_What this task involves_: From the listing that follows, output everything exactly except the pictures.

Stored data entries

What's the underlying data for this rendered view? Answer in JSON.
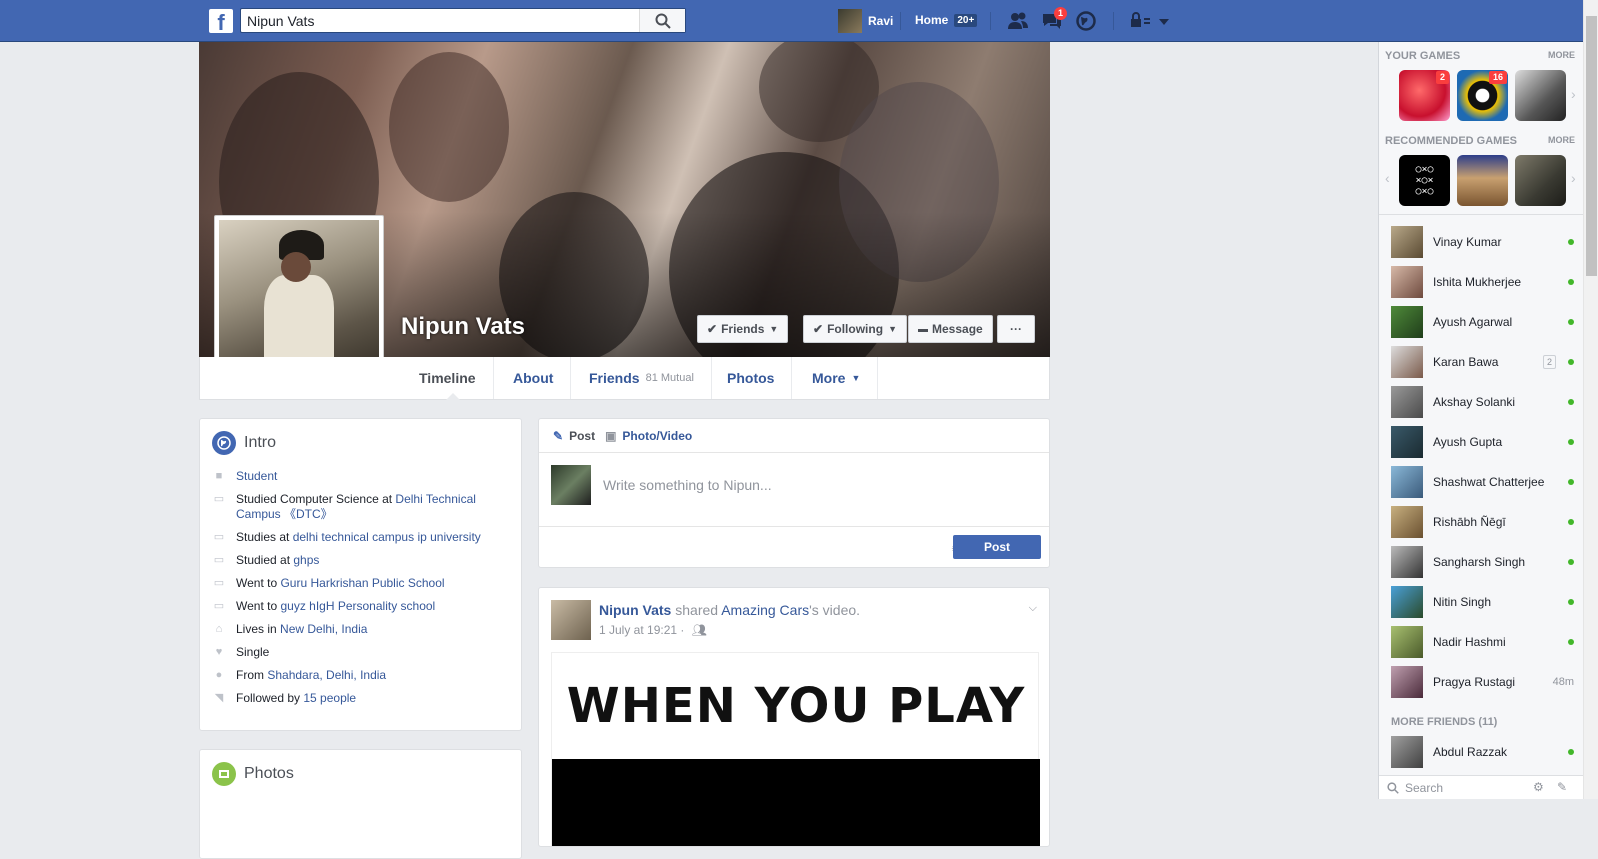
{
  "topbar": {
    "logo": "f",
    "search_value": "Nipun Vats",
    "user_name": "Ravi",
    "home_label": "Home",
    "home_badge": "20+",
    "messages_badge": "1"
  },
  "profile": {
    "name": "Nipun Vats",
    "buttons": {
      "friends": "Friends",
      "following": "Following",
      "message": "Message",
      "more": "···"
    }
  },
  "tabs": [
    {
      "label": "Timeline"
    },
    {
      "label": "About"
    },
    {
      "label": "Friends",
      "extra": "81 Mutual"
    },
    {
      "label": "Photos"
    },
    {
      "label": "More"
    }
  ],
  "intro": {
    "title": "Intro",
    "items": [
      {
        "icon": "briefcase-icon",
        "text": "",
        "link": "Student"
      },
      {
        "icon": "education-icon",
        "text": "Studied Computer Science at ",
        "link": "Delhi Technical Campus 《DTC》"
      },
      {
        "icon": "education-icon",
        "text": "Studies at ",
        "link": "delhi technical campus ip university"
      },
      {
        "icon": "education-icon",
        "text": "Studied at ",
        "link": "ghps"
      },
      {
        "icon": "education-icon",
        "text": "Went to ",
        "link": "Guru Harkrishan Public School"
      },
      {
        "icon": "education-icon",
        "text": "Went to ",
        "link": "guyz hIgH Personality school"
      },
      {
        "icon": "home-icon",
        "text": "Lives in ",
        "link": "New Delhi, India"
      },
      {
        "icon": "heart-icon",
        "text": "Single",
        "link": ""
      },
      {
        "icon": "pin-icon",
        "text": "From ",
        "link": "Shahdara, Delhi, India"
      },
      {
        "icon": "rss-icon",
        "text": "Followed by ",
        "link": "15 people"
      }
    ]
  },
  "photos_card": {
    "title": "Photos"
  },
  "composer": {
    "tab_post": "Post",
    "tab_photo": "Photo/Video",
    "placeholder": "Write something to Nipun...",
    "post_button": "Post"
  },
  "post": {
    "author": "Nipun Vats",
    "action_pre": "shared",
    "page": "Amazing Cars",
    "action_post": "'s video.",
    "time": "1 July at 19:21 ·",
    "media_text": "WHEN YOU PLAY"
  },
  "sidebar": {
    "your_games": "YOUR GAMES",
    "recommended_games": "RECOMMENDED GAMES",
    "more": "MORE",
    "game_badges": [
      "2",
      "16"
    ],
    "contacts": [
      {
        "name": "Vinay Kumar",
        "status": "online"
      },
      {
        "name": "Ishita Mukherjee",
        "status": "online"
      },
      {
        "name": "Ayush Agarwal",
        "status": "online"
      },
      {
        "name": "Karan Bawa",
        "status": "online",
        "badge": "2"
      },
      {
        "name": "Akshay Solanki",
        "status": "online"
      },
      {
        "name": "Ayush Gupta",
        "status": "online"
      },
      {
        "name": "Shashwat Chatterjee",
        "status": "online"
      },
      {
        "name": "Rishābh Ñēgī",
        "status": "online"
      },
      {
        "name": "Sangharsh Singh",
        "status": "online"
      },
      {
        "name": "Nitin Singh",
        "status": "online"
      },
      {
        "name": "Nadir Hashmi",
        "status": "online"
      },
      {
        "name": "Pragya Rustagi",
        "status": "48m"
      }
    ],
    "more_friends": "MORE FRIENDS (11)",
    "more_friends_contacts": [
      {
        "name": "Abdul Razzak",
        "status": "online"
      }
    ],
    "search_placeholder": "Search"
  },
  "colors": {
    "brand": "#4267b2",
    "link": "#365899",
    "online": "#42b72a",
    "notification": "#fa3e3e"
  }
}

_Full output_:
What's the underlying data for this rendered view? Answer in JSON.
{
  "topbar": {
    "logo": "f",
    "search_value": "Nipun Vats",
    "user_name": "Ravi",
    "home_label": "Home",
    "home_badge": "20+",
    "messages_badge": "1"
  },
  "profile": {
    "name": "Nipun Vats",
    "buttons": {
      "friends": "Friends",
      "following": "Following",
      "message": "Message",
      "more": "···"
    }
  },
  "tabs": [
    {
      "label": "Timeline"
    },
    {
      "label": "About"
    },
    {
      "label": "Friends",
      "extra": "81 Mutual"
    },
    {
      "label": "Photos"
    },
    {
      "label": "More"
    }
  ],
  "intro": {
    "title": "Intro",
    "items": [
      {
        "icon": "briefcase-icon",
        "text": "",
        "link": "Student"
      },
      {
        "icon": "education-icon",
        "text": "Studied Computer Science at ",
        "link": "Delhi Technical Campus 《DTC》"
      },
      {
        "icon": "education-icon",
        "text": "Studies at ",
        "link": "delhi technical campus ip university"
      },
      {
        "icon": "education-icon",
        "text": "Studied at ",
        "link": "ghps"
      },
      {
        "icon": "education-icon",
        "text": "Went to ",
        "link": "Guru Harkrishan Public School"
      },
      {
        "icon": "education-icon",
        "text": "Went to ",
        "link": "guyz hIgH Personality school"
      },
      {
        "icon": "home-icon",
        "text": "Lives in ",
        "link": "New Delhi, India"
      },
      {
        "icon": "heart-icon",
        "text": "Single",
        "link": ""
      },
      {
        "icon": "pin-icon",
        "text": "From ",
        "link": "Shahdara, Delhi, India"
      },
      {
        "icon": "rss-icon",
        "text": "Followed by ",
        "link": "15 people"
      }
    ]
  },
  "photos_card": {
    "title": "Photos"
  },
  "composer": {
    "tab_post": "Post",
    "tab_photo": "Photo/Video",
    "placeholder": "Write something to Nipun...",
    "post_button": "Post"
  },
  "post": {
    "author": "Nipun Vats",
    "action_pre": "shared",
    "page": "Amazing Cars",
    "action_post": "'s video.",
    "time": "1 July at 19:21 ·",
    "media_text": "WHEN YOU PLAY"
  },
  "sidebar": {
    "your_games": "YOUR GAMES",
    "recommended_games": "RECOMMENDED GAMES",
    "more": "MORE",
    "game_badges": [
      "2",
      "16"
    ],
    "contacts": [
      {
        "name": "Vinay Kumar",
        "status": "online"
      },
      {
        "name": "Ishita Mukherjee",
        "status": "online"
      },
      {
        "name": "Ayush Agarwal",
        "status": "online"
      },
      {
        "name": "Karan Bawa",
        "status": "online",
        "badge": "2"
      },
      {
        "name": "Akshay Solanki",
        "status": "online"
      },
      {
        "name": "Ayush Gupta",
        "status": "online"
      },
      {
        "name": "Shashwat Chatterjee",
        "status": "online"
      },
      {
        "name": "Rishābh Ñēgī",
        "status": "online"
      },
      {
        "name": "Sangharsh Singh",
        "status": "online"
      },
      {
        "name": "Nitin Singh",
        "status": "online"
      },
      {
        "name": "Nadir Hashmi",
        "status": "online"
      },
      {
        "name": "Pragya Rustagi",
        "status": "48m"
      }
    ],
    "more_friends": "MORE FRIENDS (11)",
    "more_friends_contacts": [
      {
        "name": "Abdul Razzak",
        "status": "online"
      }
    ],
    "search_placeholder": "Search"
  },
  "colors": {
    "brand": "#4267b2",
    "link": "#365899",
    "online": "#42b72a",
    "notification": "#fa3e3e"
  }
}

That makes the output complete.